----- DATA RECORDS

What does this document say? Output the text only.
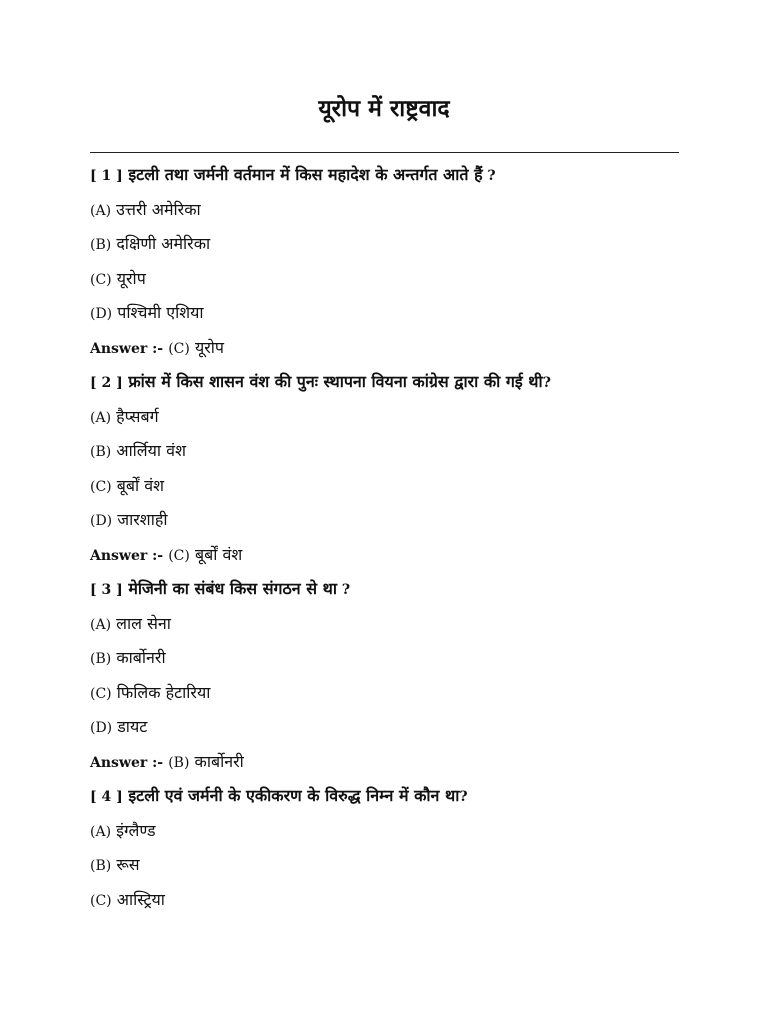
यूरोप में राष्ट्रवाद
[ 1 ] इटली तथा जर्मनी वर्तमान में किस महादेश के अन्तर्गत आते हैं ?
(A) उत्तरी अमेरिका
(B) दक्षिणी अमेरिका
(C) यूरोप
(D) पश्चिमी एशिया
Answer :- (C) यूरोप
[ 2 ] फ्रांस में किस शासन वंश की पुनः स्थापना वियना कांग्रेस द्वारा की गई थी?
(A) हैप्सबर्ग
(B) आर्लिया वंश
(C) बूर्बों वंश
(D) जारशाही
Answer :- (C) बूर्बों वंश
[ 3 ] मेजिनी का संबंध किस संगठन से था ?
(A) लाल सेना
(B) कार्बोनरी
(C) फिलिक हेटारिया
(D) डायट
Answer :- (B) कार्बोनरी
[ 4 ] इटली एवं जर्मनी के एकीकरण के विरुद्ध निम्न में कौन था?
(A) इंग्लैण्ड
(B) रूस
(C) आस्ट्रिया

----------

• WHAT THE TASK ASKS
Look above for lines with the word "Answer" and copy them all.

• THE RESULT
Answer :- (C) यूरोप
Answer :- (C) बूर्बों वंश
Answer :- (B) कार्बोनरी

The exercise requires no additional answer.